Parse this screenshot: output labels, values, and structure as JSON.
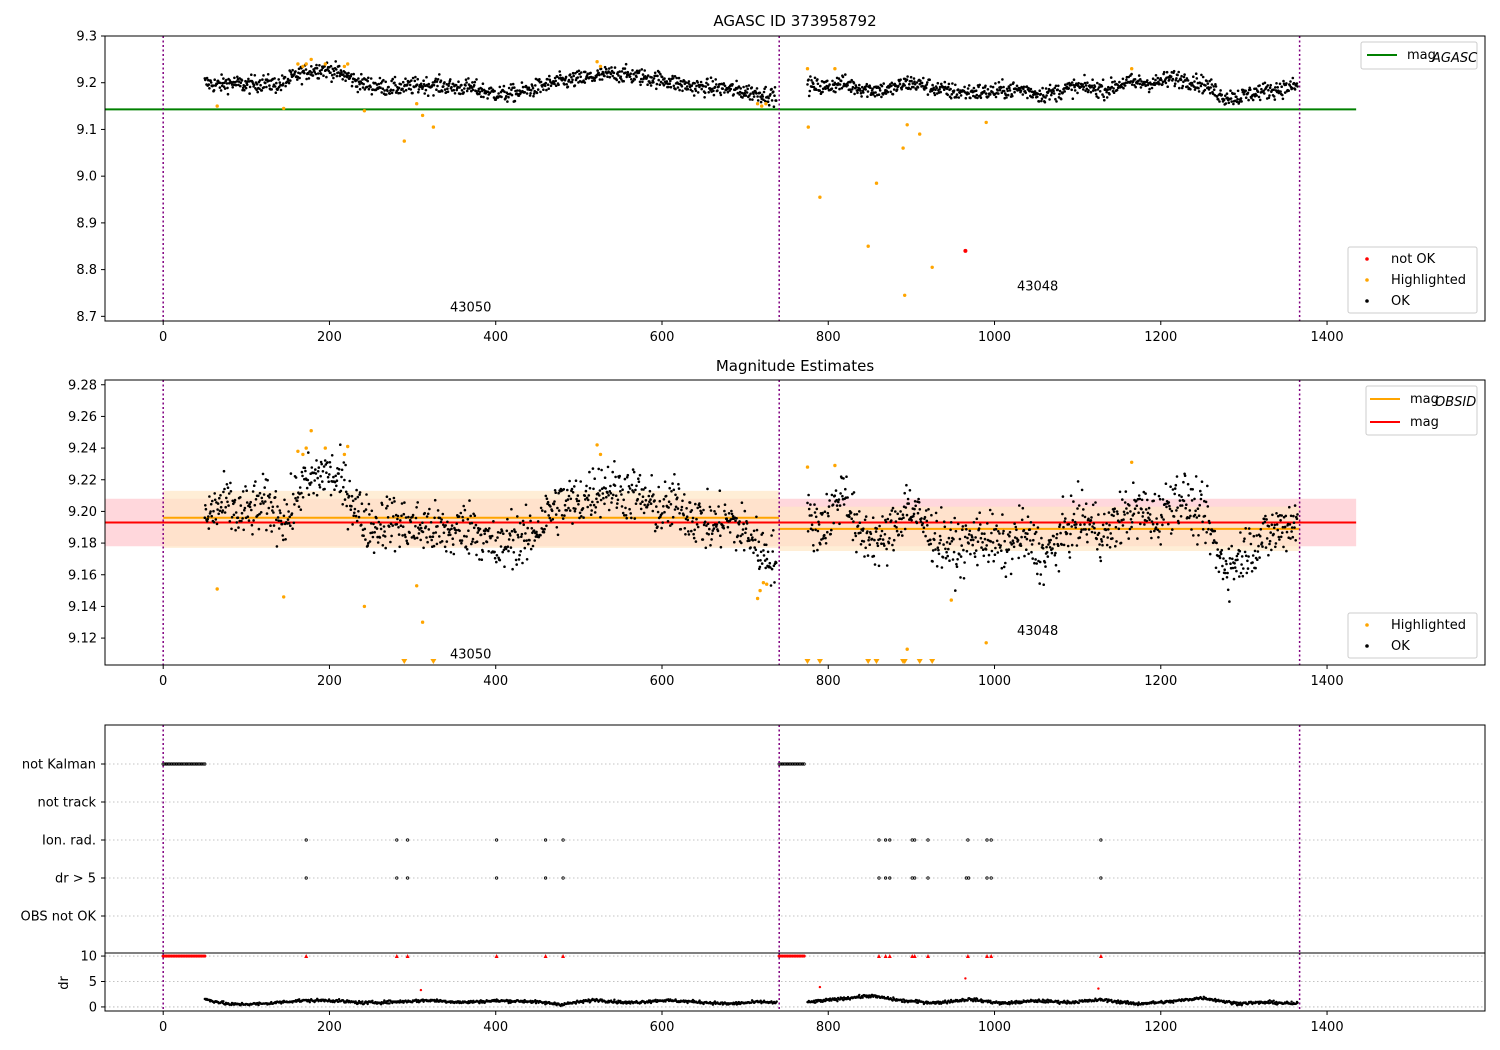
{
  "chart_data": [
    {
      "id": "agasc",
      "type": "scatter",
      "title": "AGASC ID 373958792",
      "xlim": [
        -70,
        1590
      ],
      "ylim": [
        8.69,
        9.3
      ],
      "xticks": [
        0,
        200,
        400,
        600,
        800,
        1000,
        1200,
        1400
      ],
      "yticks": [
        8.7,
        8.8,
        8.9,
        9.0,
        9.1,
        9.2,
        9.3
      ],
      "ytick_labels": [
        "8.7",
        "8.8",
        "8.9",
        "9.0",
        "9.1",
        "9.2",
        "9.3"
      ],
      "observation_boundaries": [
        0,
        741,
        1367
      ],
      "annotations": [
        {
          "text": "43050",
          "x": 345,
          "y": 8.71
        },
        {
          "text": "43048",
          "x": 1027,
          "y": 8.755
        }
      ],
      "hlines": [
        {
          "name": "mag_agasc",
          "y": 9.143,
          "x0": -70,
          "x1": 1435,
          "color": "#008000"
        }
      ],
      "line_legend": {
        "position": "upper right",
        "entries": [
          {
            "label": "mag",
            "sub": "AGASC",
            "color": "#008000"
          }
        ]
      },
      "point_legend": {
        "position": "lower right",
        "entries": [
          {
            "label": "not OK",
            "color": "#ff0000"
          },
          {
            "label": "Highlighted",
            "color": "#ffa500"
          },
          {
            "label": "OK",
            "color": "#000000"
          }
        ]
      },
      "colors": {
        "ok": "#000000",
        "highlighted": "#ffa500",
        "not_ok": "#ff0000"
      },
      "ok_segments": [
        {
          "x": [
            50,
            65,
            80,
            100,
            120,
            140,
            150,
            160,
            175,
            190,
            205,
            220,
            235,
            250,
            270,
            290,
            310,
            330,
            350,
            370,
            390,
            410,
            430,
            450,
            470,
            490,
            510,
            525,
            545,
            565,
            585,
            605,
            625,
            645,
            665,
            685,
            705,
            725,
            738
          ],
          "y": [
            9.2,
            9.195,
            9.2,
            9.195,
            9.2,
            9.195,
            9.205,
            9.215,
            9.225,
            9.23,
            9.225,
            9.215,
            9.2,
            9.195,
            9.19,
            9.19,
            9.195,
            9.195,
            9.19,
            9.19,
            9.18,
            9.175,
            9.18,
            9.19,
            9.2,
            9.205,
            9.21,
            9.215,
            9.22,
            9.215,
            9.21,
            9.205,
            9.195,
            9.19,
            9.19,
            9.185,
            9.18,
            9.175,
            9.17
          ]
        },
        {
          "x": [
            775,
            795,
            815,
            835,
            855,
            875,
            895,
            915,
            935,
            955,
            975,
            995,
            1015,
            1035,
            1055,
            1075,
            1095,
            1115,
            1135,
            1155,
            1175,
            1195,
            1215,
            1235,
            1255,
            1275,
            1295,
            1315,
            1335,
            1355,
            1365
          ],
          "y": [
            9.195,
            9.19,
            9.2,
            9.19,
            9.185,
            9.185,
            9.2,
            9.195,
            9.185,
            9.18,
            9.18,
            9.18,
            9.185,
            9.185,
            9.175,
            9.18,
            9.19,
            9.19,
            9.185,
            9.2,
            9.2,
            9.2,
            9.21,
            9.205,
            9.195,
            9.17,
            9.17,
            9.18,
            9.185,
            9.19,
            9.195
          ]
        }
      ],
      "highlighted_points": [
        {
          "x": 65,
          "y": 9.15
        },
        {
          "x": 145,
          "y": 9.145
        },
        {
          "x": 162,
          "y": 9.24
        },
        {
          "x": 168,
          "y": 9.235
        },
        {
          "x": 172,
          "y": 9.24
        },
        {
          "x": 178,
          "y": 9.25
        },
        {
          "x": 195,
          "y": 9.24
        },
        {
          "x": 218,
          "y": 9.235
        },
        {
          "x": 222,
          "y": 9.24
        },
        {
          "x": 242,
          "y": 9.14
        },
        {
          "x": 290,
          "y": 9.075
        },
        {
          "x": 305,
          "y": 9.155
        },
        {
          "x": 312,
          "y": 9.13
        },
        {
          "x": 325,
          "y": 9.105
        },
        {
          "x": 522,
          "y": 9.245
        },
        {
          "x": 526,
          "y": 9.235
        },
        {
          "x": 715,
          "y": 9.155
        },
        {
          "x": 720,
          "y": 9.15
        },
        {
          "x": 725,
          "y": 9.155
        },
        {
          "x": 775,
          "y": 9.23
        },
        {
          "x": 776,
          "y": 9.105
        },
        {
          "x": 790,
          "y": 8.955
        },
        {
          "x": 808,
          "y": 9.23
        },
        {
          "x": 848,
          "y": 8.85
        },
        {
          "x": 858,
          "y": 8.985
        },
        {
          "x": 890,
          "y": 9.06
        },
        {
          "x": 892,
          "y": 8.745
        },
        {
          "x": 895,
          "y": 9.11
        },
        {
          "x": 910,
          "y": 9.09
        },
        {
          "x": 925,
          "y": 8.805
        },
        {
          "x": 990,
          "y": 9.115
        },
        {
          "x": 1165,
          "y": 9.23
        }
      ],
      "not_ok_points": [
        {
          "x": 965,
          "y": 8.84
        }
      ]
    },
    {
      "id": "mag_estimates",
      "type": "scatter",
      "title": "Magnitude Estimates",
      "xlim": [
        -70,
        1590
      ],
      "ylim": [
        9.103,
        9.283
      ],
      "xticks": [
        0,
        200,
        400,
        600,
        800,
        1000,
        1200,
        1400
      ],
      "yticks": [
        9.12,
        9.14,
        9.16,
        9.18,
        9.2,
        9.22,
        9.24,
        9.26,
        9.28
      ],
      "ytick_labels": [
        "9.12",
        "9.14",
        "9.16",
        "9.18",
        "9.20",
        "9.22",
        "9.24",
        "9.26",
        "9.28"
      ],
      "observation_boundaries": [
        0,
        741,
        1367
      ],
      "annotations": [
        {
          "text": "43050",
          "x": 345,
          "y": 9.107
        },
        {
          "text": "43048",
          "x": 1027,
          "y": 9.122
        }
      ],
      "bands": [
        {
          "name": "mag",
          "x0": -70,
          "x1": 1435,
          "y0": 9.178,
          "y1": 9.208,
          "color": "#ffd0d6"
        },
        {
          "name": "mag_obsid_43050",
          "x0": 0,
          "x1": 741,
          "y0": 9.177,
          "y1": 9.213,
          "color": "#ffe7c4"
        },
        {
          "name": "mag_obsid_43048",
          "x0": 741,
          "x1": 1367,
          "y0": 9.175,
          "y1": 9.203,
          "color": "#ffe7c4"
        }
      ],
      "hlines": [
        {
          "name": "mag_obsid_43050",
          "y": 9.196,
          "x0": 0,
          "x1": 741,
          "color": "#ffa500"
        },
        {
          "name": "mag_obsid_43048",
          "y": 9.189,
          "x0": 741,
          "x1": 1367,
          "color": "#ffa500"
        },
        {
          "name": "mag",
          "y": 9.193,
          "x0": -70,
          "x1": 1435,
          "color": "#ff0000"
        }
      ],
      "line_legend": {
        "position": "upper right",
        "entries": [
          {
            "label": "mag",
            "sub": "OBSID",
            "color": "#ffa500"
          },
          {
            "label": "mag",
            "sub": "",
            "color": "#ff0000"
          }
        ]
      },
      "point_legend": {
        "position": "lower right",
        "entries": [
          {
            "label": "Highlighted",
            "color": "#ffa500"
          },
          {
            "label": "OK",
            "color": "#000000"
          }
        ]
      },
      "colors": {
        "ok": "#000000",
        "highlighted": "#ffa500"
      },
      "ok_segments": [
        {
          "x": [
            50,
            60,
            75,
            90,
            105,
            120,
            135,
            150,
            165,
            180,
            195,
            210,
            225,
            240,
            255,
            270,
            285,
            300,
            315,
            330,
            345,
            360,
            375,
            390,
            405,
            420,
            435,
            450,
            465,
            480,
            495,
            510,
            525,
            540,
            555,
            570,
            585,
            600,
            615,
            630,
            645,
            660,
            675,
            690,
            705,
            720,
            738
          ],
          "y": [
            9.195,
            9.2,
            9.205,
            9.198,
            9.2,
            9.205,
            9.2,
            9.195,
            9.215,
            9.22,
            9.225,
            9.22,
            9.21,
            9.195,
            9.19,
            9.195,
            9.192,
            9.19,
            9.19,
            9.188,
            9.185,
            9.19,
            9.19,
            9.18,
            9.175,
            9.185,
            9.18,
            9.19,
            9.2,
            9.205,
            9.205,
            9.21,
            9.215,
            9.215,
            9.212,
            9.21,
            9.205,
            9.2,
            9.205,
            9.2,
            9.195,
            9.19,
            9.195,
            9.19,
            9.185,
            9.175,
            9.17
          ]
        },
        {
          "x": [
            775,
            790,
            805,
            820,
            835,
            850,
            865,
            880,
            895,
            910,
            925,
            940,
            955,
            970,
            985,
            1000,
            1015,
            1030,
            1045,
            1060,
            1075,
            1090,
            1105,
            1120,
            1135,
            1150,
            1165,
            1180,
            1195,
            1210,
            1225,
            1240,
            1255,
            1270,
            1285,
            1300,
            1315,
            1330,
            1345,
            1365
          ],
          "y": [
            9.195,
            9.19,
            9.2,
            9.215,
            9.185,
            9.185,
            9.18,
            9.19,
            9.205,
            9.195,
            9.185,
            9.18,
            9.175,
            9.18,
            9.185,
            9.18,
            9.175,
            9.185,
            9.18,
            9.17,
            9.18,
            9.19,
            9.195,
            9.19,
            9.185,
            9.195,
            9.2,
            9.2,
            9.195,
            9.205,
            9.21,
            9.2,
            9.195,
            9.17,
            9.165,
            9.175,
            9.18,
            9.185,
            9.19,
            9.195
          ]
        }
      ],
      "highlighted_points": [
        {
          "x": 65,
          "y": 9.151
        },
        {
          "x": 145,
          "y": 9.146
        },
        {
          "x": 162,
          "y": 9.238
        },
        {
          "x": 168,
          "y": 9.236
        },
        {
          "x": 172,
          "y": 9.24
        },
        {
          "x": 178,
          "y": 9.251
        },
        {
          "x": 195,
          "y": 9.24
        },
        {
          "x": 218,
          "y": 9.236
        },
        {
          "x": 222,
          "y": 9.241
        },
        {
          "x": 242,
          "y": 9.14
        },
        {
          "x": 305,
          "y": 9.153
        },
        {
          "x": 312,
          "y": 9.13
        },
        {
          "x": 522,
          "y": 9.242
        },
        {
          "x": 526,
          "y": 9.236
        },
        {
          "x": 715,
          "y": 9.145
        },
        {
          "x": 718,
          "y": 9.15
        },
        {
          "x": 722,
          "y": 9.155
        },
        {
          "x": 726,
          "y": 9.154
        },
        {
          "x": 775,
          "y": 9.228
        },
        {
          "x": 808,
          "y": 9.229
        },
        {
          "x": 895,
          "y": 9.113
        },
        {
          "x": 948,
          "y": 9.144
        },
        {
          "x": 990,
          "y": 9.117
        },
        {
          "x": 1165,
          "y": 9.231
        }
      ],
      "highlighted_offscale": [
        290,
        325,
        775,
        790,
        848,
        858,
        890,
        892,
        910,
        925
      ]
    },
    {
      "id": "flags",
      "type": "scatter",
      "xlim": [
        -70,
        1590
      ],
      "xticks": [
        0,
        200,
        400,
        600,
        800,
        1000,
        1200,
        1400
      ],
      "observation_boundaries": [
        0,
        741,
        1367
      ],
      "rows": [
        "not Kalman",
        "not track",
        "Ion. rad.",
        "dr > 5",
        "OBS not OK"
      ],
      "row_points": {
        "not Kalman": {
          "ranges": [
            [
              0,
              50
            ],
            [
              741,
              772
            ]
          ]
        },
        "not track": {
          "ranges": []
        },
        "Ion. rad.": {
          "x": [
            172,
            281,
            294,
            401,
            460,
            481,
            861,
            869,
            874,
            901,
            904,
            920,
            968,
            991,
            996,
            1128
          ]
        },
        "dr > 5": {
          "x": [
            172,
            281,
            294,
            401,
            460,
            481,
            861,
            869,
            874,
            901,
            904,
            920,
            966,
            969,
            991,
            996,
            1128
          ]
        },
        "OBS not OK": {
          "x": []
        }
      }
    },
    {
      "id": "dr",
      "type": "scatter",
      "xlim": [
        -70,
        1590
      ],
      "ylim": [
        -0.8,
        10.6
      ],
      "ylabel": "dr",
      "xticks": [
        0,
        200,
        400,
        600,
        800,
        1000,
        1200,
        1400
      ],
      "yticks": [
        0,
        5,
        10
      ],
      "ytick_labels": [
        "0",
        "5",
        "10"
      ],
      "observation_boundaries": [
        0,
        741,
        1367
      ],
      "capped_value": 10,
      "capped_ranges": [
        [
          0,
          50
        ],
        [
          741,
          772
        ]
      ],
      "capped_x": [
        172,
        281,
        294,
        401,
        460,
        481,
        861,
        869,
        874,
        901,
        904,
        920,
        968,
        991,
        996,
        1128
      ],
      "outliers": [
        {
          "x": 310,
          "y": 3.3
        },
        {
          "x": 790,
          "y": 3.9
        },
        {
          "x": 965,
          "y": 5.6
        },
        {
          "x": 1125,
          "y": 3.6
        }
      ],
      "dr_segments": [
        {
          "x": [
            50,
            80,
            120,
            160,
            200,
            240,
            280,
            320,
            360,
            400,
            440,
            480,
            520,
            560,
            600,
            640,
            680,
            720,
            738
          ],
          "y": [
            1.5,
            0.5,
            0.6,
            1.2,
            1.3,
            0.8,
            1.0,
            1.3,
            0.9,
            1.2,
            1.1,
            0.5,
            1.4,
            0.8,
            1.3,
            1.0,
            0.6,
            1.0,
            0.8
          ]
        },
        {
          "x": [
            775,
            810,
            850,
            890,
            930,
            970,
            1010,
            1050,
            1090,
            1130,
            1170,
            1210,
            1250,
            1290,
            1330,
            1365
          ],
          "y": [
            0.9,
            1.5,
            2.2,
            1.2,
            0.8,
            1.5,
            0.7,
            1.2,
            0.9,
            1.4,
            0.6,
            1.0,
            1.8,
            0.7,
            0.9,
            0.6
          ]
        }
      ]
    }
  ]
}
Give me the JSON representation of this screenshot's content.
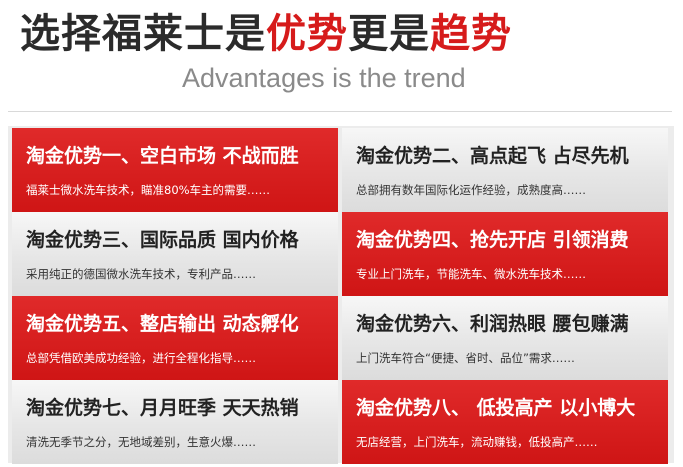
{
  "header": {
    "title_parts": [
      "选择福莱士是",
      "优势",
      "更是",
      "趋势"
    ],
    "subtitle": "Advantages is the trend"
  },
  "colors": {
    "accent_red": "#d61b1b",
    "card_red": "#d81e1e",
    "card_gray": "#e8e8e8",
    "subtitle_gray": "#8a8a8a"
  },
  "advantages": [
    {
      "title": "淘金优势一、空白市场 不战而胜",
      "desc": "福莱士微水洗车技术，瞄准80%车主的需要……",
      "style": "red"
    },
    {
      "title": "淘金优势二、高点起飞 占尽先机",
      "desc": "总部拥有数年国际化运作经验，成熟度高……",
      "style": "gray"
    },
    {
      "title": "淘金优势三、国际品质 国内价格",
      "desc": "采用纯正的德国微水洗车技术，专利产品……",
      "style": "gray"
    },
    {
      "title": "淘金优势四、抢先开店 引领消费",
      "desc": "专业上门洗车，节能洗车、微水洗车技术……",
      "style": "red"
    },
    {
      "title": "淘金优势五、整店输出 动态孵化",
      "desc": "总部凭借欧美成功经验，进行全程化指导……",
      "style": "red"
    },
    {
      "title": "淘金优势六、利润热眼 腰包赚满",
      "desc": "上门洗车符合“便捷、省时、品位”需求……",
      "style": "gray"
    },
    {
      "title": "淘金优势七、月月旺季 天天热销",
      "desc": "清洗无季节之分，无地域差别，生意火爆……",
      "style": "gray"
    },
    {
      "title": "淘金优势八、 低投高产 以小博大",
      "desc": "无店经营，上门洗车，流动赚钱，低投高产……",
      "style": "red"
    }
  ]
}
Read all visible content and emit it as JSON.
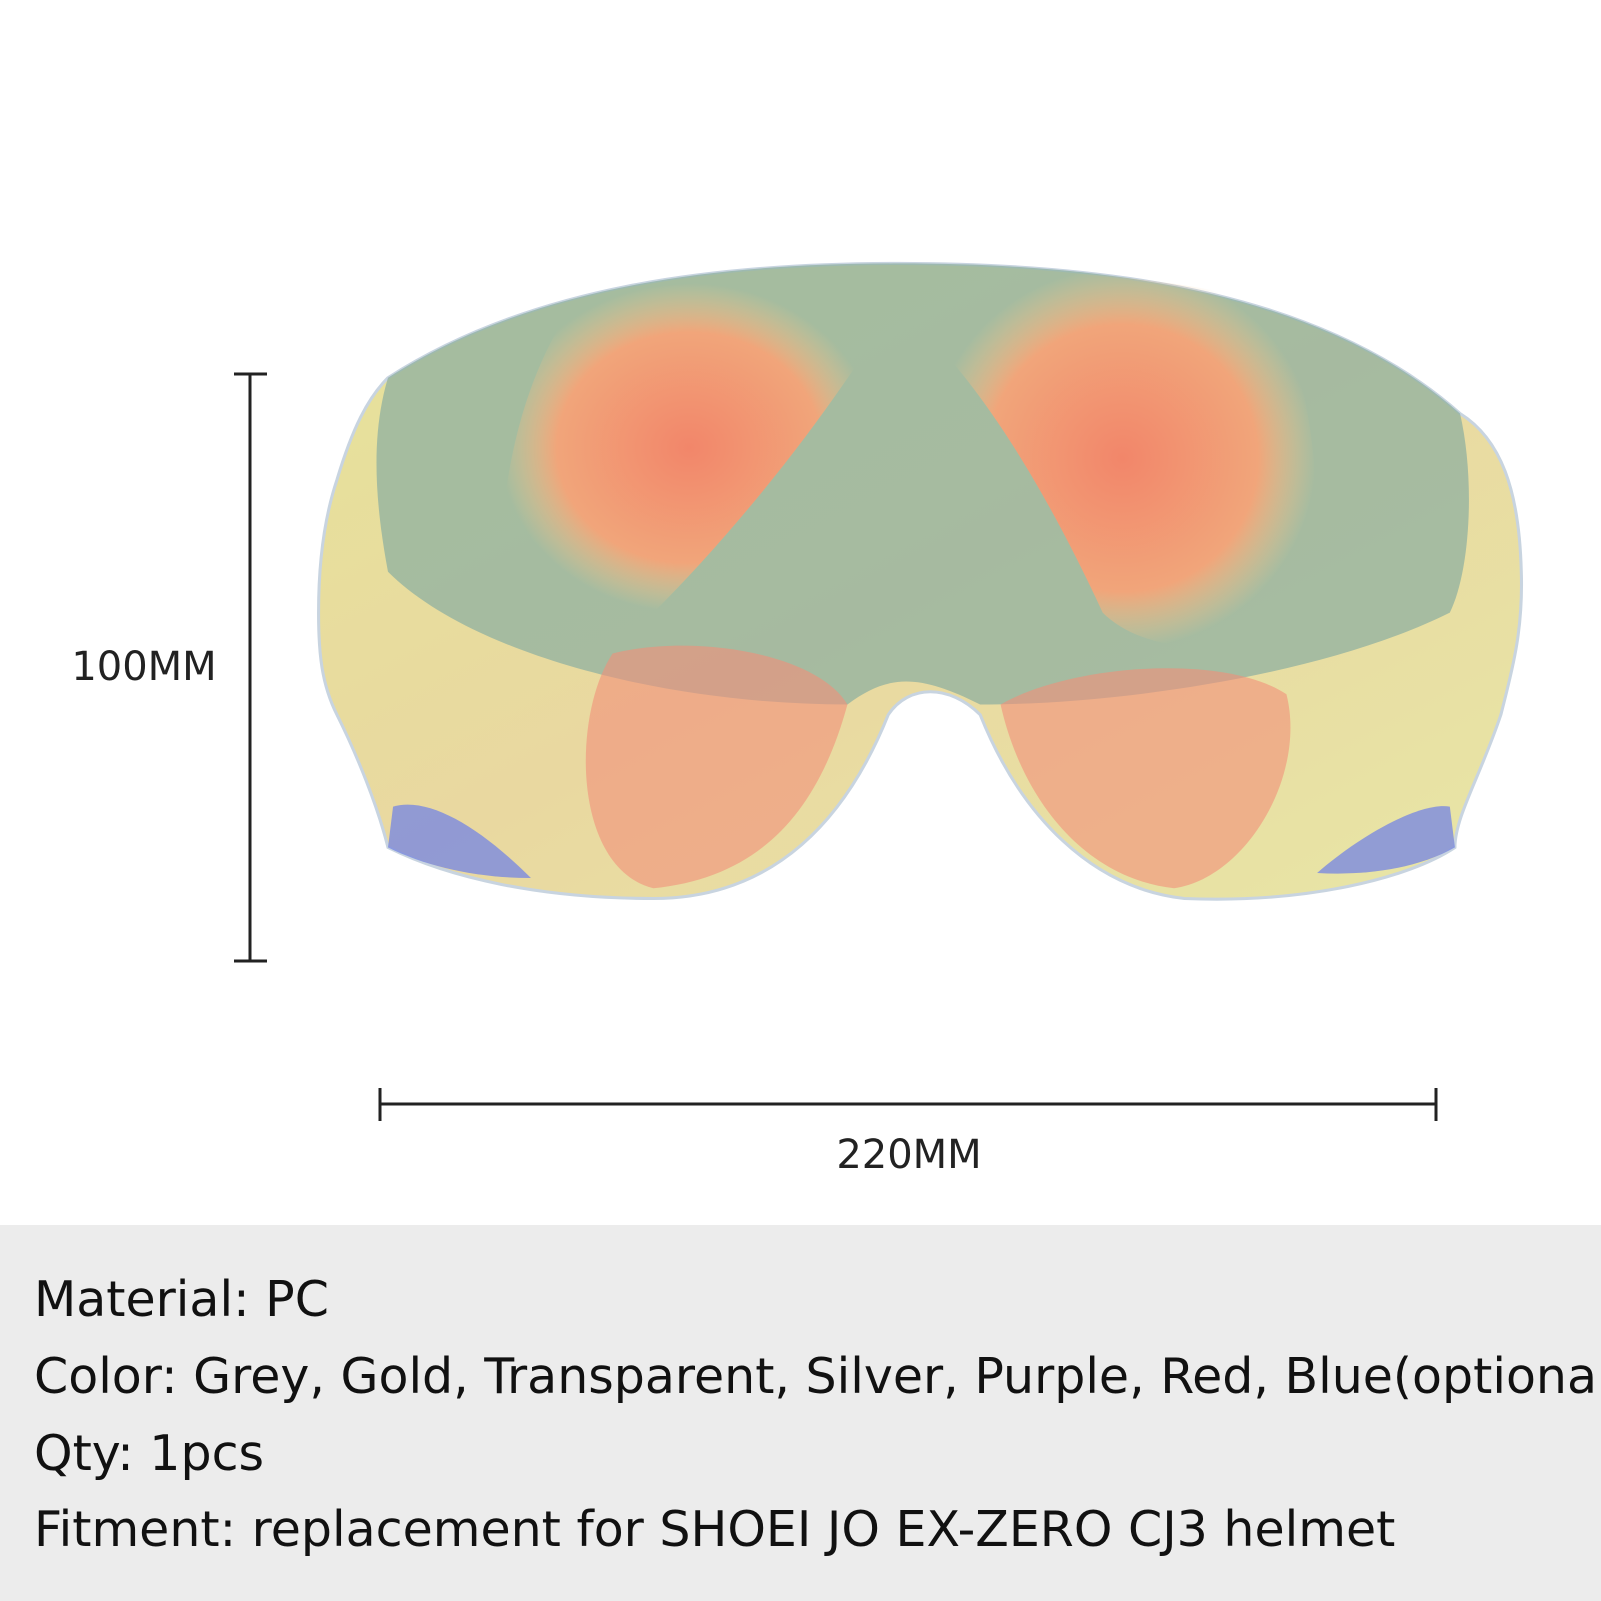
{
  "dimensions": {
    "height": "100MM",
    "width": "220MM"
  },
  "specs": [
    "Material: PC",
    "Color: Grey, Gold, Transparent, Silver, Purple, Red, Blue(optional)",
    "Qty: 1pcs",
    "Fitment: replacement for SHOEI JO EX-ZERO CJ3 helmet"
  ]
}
###
● Aim: Give the count of lines in the listing above that include "content", with no other words.

● Complete response: 2